EXERCISE PASSAGE:
☆ ☆ ☆ ☆

What an eye-grabber! “ExxonMobil: Green Company of Year.” I mean, who woulda thunk it?

Too bad the provocative headline of Forbes’s current cover story is little more than cheap window dressing. Worse still, its unnecessary hyperbole detracts from what could have been an interesting piece about the oil giant’s high-risk, high-reward bets on natural gas. The article, by Christopher Helman, reasons that power plants will burn Exxon’s gas in the place of comparatively dirty coal, thereby offsetting tens of millions of tons of carbon-dioxide emissions each year.

That’s a reasonable expectation. The federal Energy Information Administration projects that most new power plants in the United States will burn natural gas, which releases around 25 to 50 percent fewer greenhouse-gas emissions than coal, depending on how you count. So Helman is right. Burning more gas in place of coal is, without a doubt, better for the planet. But it is not good for the planet. And ExxonMobil is certainly not a “green” company.

Natural gas is currently responsible for about 20 percent of U.S. carbon-dioxide emissions. As such, energy experts often describe it as a “bridge” to renewable energy sources like wind and solar, but no lasting solution to the threat of global warming. Helman’s piece misses the nuances of this concept. Instead of analyzing natural gas’s role in the pantheon of energy options, the article blindly declares that “the engineering solution to the matter of carbon in the atmosphere [is to] drill for natural gas.” That overzealous proclamation smacks of the naïve, silver-bullet reporting that has often plagued energy coverage. A recent study by Carnegie Mellon projected that replacing all coal burning with natural gas would significantly reduce greenhouse-gas emissions, but not enough to meet scientifically recommended targets for mitigating climate change. Moreover, it’s fairly ridiculous to suggest, as Helman does in the beginning of his piece, that natural gas will replace all coal burning any time in the near future.

☆ ☆ ☆ ☆

WORK TO COMPLETE:
Reproduce verbatim the portion of the critique of Forbes's ExxonMobil cover story starting at "Too bad the" and ending at "emissions each year.".

[Stored data entries]
☆ ☆ ☆ ☆

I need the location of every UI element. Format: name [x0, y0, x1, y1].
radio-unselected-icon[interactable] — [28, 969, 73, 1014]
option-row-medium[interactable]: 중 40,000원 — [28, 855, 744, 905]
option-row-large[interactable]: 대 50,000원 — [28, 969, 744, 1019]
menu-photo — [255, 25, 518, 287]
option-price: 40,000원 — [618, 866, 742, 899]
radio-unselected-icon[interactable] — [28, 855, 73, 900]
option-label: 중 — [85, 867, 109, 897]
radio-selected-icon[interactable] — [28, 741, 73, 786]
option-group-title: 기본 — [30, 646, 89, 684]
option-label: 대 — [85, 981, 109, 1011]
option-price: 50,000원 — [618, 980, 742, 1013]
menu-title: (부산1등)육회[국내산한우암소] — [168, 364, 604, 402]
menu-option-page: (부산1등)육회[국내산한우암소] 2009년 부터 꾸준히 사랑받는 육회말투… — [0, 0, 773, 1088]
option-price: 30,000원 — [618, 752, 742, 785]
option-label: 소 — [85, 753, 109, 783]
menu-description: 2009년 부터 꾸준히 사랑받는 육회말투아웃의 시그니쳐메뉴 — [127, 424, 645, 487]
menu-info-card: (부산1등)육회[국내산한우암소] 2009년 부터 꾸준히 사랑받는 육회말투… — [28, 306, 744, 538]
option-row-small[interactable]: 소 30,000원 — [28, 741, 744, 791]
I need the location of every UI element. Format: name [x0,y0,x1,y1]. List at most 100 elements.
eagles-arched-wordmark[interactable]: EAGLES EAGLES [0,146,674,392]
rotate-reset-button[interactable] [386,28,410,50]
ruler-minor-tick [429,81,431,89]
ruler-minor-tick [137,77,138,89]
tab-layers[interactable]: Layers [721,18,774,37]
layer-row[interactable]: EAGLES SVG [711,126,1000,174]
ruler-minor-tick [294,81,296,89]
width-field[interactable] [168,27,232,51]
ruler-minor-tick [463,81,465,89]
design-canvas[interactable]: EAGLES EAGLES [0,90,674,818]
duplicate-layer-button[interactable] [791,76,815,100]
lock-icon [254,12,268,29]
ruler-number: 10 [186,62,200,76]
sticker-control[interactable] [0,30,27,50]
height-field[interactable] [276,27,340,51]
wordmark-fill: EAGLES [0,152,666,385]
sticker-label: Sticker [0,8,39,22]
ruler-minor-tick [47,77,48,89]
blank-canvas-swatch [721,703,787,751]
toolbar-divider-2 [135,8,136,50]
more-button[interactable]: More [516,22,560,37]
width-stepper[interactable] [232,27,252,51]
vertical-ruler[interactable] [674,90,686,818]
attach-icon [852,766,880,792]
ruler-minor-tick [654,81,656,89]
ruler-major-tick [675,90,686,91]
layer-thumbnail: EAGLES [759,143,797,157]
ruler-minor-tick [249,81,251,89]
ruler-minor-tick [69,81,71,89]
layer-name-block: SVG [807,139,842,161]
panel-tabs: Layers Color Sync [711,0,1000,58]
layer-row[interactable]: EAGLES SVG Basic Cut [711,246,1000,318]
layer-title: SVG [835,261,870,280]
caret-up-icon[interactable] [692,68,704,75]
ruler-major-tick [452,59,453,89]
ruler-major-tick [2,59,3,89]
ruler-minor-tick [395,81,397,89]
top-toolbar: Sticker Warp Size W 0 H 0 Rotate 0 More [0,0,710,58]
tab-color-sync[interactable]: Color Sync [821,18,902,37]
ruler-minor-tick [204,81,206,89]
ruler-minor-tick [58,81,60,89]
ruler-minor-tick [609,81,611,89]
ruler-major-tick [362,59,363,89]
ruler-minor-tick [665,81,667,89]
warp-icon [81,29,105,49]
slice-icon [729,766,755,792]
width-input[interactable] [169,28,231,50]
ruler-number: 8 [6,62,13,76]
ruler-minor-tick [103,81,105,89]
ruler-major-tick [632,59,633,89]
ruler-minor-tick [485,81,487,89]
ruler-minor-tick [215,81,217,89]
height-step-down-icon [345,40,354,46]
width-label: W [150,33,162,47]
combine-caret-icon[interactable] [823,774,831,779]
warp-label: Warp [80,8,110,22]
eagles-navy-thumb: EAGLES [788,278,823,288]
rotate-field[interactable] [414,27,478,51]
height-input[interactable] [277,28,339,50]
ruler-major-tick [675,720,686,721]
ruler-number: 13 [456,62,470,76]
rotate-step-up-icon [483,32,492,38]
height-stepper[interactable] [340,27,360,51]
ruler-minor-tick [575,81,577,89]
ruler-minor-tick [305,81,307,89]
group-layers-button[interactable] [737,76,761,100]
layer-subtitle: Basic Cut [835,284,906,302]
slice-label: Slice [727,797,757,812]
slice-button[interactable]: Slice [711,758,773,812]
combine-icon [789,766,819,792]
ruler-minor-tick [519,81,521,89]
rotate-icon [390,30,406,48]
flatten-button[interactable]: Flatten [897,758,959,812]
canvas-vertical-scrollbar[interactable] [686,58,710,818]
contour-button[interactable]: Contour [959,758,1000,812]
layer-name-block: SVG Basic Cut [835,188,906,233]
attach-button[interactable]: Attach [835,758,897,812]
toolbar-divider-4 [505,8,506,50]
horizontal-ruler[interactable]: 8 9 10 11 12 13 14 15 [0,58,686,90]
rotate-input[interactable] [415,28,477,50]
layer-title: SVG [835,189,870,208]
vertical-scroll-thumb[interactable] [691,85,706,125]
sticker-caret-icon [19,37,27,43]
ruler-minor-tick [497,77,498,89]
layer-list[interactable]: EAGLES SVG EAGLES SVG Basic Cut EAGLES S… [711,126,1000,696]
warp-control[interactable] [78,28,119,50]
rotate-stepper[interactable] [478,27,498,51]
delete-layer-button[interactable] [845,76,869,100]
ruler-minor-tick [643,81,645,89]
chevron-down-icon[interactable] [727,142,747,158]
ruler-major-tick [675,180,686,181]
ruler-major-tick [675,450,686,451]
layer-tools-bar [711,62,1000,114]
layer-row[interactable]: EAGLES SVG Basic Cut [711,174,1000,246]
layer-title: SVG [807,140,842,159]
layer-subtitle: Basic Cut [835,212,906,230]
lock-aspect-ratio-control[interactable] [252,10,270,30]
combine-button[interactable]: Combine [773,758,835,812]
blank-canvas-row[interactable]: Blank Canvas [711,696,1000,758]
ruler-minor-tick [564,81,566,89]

☆ ☆ ☆ ☆

TASK ANSWER:
Too bad the provocative headline of Forbes’s current cover story is little more than cheap window dressing. Worse still, its unnecessary hyperbole detracts from what could have been an interesting piece about the oil giant’s high-risk, high-reward bets on natural gas. The article, by Christopher Helman, reasons that power plants will burn Exxon’s gas in the place of comparatively dirty coal, thereby offsetting tens of millions of tons of carbon-dioxide emissions each year.